───── Given records

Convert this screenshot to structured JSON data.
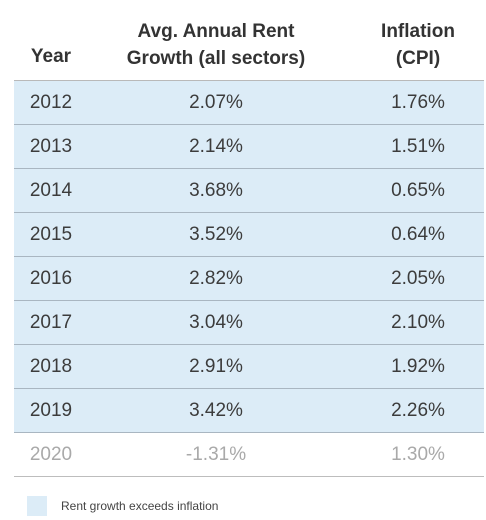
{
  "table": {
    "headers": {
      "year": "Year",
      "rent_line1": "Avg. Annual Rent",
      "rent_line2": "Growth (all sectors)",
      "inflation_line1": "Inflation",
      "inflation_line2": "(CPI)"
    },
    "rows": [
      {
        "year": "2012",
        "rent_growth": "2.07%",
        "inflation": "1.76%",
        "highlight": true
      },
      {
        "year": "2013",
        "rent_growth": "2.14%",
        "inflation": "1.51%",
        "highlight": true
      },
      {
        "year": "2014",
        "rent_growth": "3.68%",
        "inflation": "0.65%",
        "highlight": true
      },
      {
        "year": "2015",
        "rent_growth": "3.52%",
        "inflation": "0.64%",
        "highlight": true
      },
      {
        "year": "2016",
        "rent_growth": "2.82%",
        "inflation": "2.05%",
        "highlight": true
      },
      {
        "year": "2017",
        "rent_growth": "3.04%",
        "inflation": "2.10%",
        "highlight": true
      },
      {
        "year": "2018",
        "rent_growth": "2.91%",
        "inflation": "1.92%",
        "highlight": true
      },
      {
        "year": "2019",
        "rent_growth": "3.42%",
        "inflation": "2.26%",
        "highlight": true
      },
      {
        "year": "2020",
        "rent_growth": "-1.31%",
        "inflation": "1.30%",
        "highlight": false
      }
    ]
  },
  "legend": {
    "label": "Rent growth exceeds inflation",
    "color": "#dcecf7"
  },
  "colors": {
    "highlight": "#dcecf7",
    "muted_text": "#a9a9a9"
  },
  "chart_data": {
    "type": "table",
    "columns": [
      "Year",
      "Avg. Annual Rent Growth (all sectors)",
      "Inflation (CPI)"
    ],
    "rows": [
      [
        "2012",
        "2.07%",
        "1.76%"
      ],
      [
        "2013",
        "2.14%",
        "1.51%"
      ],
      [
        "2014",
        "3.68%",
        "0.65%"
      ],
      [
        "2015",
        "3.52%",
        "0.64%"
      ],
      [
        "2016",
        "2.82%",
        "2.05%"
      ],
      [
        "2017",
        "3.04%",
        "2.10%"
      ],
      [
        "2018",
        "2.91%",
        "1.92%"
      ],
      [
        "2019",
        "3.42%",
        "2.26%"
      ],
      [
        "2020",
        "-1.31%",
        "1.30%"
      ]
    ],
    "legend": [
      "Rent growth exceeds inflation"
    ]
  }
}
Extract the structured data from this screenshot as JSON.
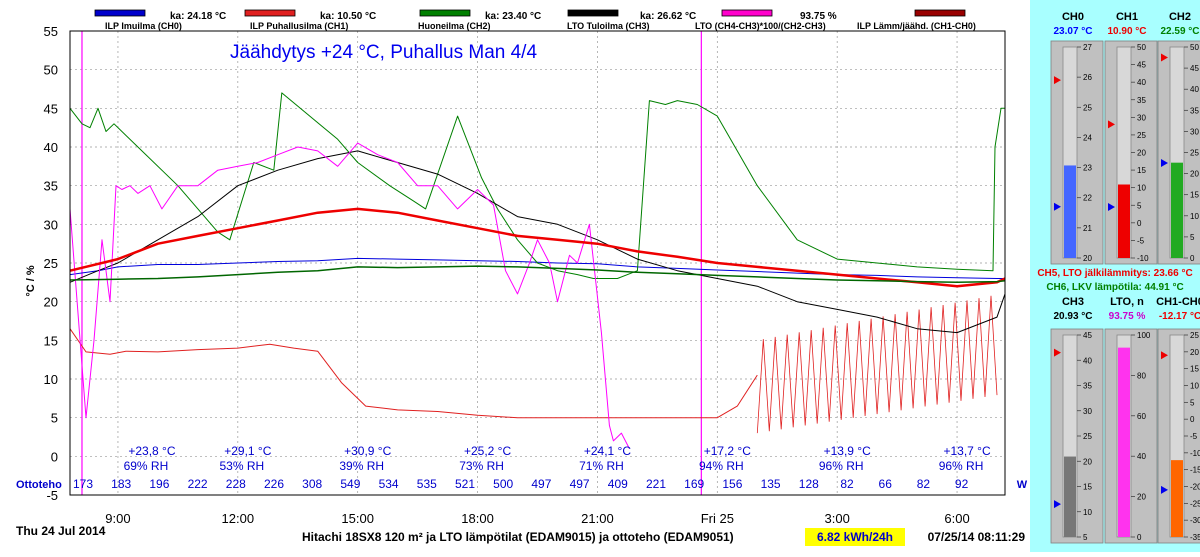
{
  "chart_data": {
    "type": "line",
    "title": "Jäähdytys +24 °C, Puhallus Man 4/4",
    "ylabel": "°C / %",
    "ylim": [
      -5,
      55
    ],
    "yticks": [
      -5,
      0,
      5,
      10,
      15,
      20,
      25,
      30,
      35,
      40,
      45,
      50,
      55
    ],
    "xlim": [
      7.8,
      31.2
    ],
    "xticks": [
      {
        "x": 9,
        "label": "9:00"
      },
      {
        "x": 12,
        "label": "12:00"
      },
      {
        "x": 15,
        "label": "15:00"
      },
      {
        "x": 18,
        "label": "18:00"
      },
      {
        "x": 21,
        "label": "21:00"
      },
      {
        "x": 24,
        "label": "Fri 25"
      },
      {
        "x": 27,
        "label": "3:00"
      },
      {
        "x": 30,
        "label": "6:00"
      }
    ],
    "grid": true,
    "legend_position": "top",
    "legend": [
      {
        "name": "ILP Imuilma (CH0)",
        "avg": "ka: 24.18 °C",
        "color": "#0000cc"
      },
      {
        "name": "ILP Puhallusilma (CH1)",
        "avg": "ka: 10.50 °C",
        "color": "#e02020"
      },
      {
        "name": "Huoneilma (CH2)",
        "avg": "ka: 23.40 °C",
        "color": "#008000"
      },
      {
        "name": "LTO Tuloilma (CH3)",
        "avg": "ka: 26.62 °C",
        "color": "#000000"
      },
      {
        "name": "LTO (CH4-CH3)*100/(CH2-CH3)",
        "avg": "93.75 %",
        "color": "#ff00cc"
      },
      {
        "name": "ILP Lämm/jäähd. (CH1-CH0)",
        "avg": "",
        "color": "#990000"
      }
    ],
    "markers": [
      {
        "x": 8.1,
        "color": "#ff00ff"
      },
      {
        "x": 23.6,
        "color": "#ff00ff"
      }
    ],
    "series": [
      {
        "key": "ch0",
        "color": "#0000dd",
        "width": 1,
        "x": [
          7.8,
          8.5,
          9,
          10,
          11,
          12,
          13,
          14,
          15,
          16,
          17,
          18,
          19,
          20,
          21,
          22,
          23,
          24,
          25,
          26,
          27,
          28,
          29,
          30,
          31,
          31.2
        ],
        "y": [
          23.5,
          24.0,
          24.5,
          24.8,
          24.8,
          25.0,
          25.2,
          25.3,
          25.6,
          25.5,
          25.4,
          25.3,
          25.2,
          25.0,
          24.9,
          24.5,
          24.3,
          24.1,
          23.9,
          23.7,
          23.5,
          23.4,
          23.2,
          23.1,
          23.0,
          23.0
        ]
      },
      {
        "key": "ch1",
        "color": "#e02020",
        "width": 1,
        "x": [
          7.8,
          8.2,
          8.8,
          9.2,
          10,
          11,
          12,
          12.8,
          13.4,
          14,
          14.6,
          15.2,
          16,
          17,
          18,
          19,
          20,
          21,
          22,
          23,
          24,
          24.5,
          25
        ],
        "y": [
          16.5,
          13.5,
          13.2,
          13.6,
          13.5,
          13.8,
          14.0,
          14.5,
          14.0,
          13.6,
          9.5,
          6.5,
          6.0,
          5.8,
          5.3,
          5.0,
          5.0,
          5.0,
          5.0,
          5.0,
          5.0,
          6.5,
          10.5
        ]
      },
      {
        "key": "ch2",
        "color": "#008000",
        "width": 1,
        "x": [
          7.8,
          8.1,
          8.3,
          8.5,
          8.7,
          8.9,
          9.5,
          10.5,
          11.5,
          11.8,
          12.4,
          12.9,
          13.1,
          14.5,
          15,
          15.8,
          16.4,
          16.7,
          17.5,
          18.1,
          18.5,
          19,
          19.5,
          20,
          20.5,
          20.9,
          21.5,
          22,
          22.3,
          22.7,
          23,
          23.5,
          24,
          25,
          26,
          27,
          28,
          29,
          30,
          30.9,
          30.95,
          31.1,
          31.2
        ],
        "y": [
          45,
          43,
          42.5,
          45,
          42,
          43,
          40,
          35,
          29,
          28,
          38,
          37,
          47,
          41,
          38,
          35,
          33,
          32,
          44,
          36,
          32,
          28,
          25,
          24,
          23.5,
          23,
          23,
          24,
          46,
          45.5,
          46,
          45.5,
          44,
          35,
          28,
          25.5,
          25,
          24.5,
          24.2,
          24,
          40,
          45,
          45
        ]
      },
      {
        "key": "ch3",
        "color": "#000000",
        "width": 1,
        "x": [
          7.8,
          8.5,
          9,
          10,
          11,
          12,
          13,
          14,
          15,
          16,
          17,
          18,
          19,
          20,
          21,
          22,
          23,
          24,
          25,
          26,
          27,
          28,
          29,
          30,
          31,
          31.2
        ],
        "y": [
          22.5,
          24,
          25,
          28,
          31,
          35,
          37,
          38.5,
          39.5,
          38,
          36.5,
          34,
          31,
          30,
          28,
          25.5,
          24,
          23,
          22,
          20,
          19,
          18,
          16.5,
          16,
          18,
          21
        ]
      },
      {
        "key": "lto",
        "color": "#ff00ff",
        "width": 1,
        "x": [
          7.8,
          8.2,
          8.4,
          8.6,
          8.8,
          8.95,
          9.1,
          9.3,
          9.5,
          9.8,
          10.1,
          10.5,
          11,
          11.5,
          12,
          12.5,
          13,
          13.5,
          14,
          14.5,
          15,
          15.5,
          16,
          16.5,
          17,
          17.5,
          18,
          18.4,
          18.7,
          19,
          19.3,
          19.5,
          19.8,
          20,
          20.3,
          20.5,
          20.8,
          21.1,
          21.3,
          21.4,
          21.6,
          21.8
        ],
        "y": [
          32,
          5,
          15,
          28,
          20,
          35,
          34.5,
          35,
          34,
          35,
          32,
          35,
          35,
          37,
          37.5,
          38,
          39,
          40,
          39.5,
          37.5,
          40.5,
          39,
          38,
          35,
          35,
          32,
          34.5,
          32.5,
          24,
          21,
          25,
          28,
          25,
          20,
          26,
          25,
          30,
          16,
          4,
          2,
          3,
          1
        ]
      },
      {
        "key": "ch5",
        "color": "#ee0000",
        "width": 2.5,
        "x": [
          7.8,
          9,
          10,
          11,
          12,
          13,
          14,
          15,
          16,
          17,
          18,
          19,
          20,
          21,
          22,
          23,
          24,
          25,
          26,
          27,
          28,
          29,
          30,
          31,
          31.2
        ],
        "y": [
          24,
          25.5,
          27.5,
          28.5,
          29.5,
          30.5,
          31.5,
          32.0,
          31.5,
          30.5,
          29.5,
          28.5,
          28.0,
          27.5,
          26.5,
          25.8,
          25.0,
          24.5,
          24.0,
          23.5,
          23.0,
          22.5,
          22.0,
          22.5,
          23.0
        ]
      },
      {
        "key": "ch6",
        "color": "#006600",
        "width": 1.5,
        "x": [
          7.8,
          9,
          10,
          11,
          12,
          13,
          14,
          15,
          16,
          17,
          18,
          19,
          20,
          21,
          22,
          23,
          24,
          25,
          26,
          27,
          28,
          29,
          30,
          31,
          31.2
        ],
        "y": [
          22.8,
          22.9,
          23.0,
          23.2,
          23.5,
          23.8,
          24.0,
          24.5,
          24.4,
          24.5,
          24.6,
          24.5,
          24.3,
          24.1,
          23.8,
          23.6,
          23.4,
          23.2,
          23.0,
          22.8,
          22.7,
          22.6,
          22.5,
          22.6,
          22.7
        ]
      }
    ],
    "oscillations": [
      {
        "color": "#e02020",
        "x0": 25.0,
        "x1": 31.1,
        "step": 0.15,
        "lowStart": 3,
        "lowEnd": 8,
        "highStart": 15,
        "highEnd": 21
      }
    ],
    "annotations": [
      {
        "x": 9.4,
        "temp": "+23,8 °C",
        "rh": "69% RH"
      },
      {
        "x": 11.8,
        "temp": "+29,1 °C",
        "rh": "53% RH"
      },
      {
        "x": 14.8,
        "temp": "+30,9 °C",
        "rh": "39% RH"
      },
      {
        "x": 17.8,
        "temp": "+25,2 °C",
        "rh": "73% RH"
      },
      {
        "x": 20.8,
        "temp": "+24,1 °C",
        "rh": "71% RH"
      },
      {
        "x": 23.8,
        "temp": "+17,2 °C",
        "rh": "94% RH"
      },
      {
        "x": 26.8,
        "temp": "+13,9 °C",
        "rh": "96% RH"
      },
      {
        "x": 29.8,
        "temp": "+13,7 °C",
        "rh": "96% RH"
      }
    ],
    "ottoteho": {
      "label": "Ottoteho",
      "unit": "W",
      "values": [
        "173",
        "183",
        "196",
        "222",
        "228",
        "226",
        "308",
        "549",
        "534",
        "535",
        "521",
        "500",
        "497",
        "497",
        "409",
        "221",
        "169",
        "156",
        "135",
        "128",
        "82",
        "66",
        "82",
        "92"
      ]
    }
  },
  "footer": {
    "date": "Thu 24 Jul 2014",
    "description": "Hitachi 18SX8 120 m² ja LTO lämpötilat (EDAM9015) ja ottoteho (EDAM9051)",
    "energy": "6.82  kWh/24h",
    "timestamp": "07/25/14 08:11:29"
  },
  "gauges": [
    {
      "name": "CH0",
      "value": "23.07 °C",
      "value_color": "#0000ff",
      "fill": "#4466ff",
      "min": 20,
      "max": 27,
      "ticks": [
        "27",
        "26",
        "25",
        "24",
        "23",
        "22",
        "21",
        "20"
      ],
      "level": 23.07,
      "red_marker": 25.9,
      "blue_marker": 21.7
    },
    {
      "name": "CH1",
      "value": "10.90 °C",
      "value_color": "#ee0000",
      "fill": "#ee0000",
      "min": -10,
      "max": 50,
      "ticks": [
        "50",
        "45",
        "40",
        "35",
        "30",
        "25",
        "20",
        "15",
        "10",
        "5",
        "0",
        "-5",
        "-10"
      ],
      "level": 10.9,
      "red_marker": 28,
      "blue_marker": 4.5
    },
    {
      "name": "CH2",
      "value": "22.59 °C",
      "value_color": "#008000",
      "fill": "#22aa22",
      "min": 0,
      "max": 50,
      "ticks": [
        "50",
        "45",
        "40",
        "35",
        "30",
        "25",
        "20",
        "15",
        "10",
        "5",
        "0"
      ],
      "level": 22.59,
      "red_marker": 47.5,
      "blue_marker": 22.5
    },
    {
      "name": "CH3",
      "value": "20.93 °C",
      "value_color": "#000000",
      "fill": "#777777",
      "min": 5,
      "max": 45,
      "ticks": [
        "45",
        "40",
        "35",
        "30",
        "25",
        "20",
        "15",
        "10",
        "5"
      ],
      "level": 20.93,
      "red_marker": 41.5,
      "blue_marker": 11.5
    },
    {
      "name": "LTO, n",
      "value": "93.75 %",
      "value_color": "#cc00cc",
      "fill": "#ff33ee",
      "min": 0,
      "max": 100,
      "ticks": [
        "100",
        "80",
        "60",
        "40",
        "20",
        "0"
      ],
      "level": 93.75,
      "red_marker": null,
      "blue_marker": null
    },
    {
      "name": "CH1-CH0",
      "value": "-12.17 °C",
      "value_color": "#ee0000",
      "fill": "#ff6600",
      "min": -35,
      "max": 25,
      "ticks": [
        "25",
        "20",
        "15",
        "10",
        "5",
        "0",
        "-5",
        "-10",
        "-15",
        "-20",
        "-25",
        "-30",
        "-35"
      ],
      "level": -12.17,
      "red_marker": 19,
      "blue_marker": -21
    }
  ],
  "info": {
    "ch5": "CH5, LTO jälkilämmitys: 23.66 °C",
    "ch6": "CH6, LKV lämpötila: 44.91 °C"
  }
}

──────────
───── Given records

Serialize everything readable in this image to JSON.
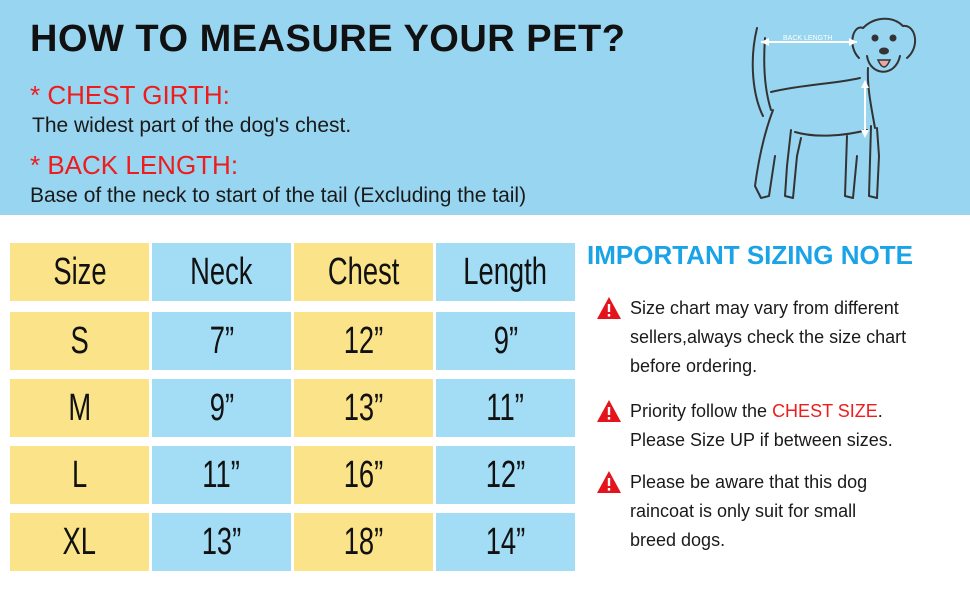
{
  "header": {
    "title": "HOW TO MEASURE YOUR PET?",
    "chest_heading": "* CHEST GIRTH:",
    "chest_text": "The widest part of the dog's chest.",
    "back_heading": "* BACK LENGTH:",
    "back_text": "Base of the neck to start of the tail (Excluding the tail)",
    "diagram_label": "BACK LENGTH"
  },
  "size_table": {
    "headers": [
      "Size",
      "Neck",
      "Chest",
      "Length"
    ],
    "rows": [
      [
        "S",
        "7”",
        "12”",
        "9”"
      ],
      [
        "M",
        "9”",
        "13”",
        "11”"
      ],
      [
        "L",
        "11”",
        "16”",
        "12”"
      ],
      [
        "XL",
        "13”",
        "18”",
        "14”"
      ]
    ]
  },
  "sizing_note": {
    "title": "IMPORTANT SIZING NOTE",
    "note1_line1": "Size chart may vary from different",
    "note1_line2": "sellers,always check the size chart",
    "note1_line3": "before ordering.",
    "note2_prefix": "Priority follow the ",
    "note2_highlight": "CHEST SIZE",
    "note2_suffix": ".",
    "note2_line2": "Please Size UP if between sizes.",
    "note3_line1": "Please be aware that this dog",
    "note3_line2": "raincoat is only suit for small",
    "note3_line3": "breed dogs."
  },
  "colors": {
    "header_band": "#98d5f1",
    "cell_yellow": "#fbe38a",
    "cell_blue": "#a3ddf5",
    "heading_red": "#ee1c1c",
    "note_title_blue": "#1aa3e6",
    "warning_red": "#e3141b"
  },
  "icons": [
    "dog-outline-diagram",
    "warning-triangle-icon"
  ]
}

──────────

What the exercise asks: Isolate the lines that hold the word "sectors" and copy all of them.

Task result:
      "rent_line2": "Growth (all sectors)",
      "Avg. Annual Rent Growth (all sectors)",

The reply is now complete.